--- WORK TO BE COMPLETED ---
Make an exact copy of all the data.

--- INFORMATION GIVEN ---

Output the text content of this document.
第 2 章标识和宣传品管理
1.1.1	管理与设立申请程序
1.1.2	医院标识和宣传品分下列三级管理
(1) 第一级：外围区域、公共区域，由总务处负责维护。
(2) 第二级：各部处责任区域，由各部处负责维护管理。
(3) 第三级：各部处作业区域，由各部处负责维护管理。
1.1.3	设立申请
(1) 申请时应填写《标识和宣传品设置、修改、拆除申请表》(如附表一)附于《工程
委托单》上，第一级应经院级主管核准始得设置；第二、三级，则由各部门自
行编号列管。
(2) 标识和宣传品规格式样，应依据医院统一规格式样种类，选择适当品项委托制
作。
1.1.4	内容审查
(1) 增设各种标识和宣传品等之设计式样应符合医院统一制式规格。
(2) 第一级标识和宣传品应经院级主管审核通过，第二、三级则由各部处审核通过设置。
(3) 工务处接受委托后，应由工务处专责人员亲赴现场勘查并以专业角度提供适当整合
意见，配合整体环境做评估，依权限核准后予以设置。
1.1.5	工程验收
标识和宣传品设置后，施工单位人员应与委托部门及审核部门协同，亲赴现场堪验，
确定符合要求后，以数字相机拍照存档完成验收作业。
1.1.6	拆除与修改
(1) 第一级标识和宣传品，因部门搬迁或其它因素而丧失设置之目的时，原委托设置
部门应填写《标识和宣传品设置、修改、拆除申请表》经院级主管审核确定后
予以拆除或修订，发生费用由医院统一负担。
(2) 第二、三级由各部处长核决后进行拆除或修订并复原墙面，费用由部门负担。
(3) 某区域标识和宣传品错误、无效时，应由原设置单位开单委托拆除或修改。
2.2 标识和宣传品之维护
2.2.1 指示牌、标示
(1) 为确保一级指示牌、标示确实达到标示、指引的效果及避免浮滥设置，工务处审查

--- THE OUTPUT ---
Output the text content of this document.
第 2 章标识和宣传品管理
1.1.1	管理与设立申请程序
1.1.2	医院标识和宣传品分下列三级管理
(1) 第一级：外围区域、公共区域，由总务处负责维护。
(2) 第二级：各部处责任区域，由各部处负责维护管理。
(3) 第三级：各部处作业区域，由各部处负责维护管理。
1.1.3	设立申请
(1) 申请时应填写《标识和宣传品设置、修改、拆除申请表》(如附表一)附于《工程
委托单》上，第一级应经院级主管核准始得设置；第二、三级，则由各部门自
行编号列管。
(2) 标识和宣传品规格式样，应依据医院统一规格式样种类，选择适当品项委托制
作。
1.1.4	内容审查
(1) 增设各种标识和宣传品等之设计式样应符合医院统一制式规格。
(2) 第一级标识和宣传品应经院级主管审核通过，第二、三级则由各部处审核通过设置。
(3) 工务处接受委托后，应由工务处专责人员亲赴现场勘查并以专业角度提供适当整合
意见，配合整体环境做评估，依权限核准后予以设置。
1.1.5	工程验收
标识和宣传品设置后，施工单位人员应与委托部门及审核部门协同，亲赴现场堪验，
确定符合要求后，以数字相机拍照存档完成验收作业。
1.1.6	拆除与修改
(1) 第一级标识和宣传品，因部门搬迁或其它因素而丧失设置之目的时，原委托设置
部门应填写《标识和宣传品设置、修改、拆除申请表》经院级主管审核确定后
予以拆除或修订，发生费用由医院统一负担。
(2) 第二、三级由各部处长核决后进行拆除或修订并复原墙面，费用由部门负担。
(3) 某区域标识和宣传品错误、无效时，应由原设置单位开单委托拆除或修改。
2.2 标识和宣传品之维护
2.2.1 指示牌、标示
(1) 为确保一级指示牌、标示确实达到标示、指引的效果及避免浮滥设置，工务处审查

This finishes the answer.